RECORDS FOR THIS TASK:

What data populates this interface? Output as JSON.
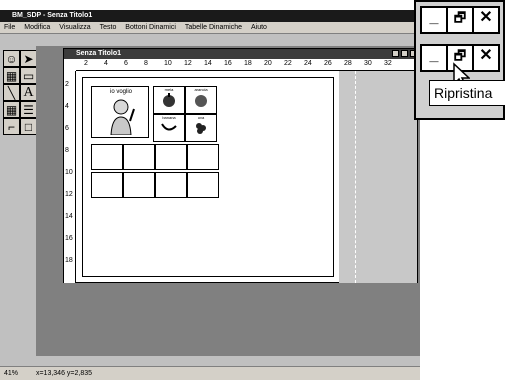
{
  "window": {
    "title": "BM_SDP - Senza Titolo1",
    "menu": [
      "File",
      "Modifica",
      "Visualizza",
      "Testo",
      "Bottoni Dinamici",
      "Tabelle Dinamiche",
      "Aiuto"
    ]
  },
  "document": {
    "title": "Senza Titolo1",
    "ruler_top": [
      "2",
      "4",
      "6",
      "8",
      "10",
      "12",
      "14",
      "16",
      "18",
      "20",
      "22",
      "24",
      "26",
      "28",
      "30",
      "32"
    ],
    "ruler_left": [
      "2",
      "4",
      "6",
      "8",
      "10",
      "12",
      "14",
      "16",
      "18"
    ],
    "main_cell_label": "io voglio",
    "mini_labels": [
      "mela",
      "arancia",
      "banana",
      "uva"
    ]
  },
  "toolbox": {
    "text_tool": "A"
  },
  "status": {
    "zoom": "41%",
    "coords": "x=13,346  y=2,835"
  },
  "zoom_overlay": {
    "min_glyph": "_",
    "restore_glyph": "🗗",
    "close_glyph": "✕",
    "tooltip": "Ripristina"
  }
}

TASK PROMPT: All lines in the data that contain the word "title" should be copied.

REPLY TO THE TASK:
    "title": "BM_SDP - Senza Titolo1",
    "title": "Senza Titolo1",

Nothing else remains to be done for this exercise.